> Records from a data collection
** begin **

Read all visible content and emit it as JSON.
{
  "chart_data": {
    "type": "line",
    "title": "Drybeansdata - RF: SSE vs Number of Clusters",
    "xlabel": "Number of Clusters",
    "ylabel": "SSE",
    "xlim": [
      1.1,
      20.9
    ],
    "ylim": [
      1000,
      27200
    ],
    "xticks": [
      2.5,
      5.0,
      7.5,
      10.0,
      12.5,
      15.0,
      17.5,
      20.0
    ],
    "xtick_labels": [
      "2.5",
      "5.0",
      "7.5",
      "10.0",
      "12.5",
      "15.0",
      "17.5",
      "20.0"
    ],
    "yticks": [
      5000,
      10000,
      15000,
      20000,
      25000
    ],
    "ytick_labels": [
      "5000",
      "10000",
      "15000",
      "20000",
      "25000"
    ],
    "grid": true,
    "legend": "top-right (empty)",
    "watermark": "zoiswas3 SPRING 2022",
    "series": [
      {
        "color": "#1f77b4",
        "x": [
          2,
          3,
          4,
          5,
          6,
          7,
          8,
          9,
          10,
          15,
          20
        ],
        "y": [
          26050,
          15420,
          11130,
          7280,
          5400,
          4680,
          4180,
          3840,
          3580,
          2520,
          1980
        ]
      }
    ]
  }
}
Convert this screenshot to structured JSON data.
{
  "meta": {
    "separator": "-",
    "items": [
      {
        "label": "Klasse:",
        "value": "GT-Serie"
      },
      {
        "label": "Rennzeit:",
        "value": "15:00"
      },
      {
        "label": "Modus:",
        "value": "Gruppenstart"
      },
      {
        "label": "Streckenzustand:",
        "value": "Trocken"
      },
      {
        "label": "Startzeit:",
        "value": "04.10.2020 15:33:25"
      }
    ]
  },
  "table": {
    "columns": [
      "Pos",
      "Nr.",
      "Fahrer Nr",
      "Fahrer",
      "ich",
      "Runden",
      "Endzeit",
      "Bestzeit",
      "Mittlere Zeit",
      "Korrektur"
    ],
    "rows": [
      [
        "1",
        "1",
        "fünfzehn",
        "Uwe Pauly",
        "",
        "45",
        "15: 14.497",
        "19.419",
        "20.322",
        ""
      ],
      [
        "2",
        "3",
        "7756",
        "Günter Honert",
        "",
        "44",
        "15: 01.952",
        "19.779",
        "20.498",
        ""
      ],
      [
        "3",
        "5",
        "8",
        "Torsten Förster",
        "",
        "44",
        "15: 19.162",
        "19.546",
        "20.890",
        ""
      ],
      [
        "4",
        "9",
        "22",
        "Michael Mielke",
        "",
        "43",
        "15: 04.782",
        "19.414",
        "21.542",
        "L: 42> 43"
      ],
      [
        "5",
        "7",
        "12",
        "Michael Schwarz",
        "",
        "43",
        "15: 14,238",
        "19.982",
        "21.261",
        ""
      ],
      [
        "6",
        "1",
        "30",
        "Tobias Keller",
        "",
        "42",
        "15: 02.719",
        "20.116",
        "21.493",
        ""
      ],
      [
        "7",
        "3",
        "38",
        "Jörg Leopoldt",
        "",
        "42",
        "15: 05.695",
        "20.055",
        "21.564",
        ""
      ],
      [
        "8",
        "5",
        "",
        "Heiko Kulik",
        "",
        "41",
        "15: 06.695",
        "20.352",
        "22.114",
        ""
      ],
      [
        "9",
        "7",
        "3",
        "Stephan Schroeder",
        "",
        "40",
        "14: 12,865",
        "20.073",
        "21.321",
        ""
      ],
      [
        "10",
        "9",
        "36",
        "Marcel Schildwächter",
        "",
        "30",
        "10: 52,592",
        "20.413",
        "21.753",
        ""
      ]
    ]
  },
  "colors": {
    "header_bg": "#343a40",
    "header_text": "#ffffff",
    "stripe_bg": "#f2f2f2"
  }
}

** end **

Restate all of the entries above precisely.

Read all visible content and emit it as JSON.
{
  "chart_data": {
    "type": "line",
    "title": "Drybeansdata - RF: SSE vs Number of Clusters",
    "xlabel": "Number of Clusters",
    "ylabel": "SSE",
    "xlim": [
      1.1,
      20.9
    ],
    "ylim": [
      1000,
      27200
    ],
    "xticks": [
      2.5,
      5.0,
      7.5,
      10.0,
      12.5,
      15.0,
      17.5,
      20.0
    ],
    "xtick_labels": [
      "2.5",
      "5.0",
      "7.5",
      "10.0",
      "12.5",
      "15.0",
      "17.5",
      "20.0"
    ],
    "yticks": [
      5000,
      10000,
      15000,
      20000,
      25000
    ],
    "ytick_labels": [
      "5000",
      "10000",
      "15000",
      "20000",
      "25000"
    ],
    "grid": true,
    "legend": "top-right (empty)",
    "watermark": "zoiswas3 SPRING 2022",
    "series": [
      {
        "color": "#1f77b4",
        "x": [
          2,
          3,
          4,
          5,
          6,
          7,
          8,
          9,
          10,
          15,
          20
        ],
        "y": [
          26050,
          15420,
          11130,
          7280,
          5400,
          4680,
          4180,
          3840,
          3580,
          2520,
          1980
        ]
      }
    ]
  }
}
Convert this screenshot to structured JSON data.
{
  "meta": {
    "separator": "-",
    "items": [
      {
        "label": "Klasse:",
        "value": "GT-Serie"
      },
      {
        "label": "Rennzeit:",
        "value": "15:00"
      },
      {
        "label": "Modus:",
        "value": "Gruppenstart"
      },
      {
        "label": "Streckenzustand:",
        "value": "Trocken"
      },
      {
        "label": "Startzeit:",
        "value": "04.10.2020 15:33:25"
      }
    ]
  },
  "table": {
    "columns": [
      "Pos",
      "Nr.",
      "Fahrer Nr",
      "Fahrer",
      "ich",
      "Runden",
      "Endzeit",
      "Bestzeit",
      "Mittlere Zeit",
      "Korrektur"
    ],
    "rows": [
      [
        "1",
        "1",
        "fünfzehn",
        "Uwe Pauly",
        "",
        "45",
        "15: 14.497",
        "19.419",
        "20.322",
        ""
      ],
      [
        "2",
        "3",
        "7756",
        "Günter Honert",
        "",
        "44",
        "15: 01.952",
        "19.779",
        "20.498",
        ""
      ],
      [
        "3",
        "5",
        "8",
        "Torsten Förster",
        "",
        "44",
        "15: 19.162",
        "19.546",
        "20.890",
        ""
      ],
      [
        "4",
        "9",
        "22",
        "Michael Mielke",
        "",
        "43",
        "15: 04.782",
        "19.414",
        "21.542",
        "L: 42> 43"
      ],
      [
        "5",
        "7",
        "12",
        "Michael Schwarz",
        "",
        "43",
        "15: 14,238",
        "19.982",
        "21.261",
        ""
      ],
      [
        "6",
        "1",
        "30",
        "Tobias Keller",
        "",
        "42",
        "15: 02.719",
        "20.116",
        "21.493",
        ""
      ],
      [
        "7",
        "3",
        "38",
        "Jörg Leopoldt",
        "",
        "42",
        "15: 05.695",
        "20.055",
        "21.564",
        ""
      ],
      [
        "8",
        "5",
        "",
        "Heiko Kulik",
        "",
        "41",
        "15: 06.695",
        "20.352",
        "22.114",
        ""
      ],
      [
        "9",
        "7",
        "3",
        "Stephan Schroeder",
        "",
        "40",
        "14: 12,865",
        "20.073",
        "21.321",
        ""
      ],
      [
        "10",
        "9",
        "36",
        "Marcel Schildwächter",
        "",
        "30",
        "10: 52,592",
        "20.413",
        "21.753",
        ""
      ]
    ]
  },
  "colors": {
    "header_bg": "#343a40",
    "header_text": "#ffffff",
    "stripe_bg": "#f2f2f2"
  }
}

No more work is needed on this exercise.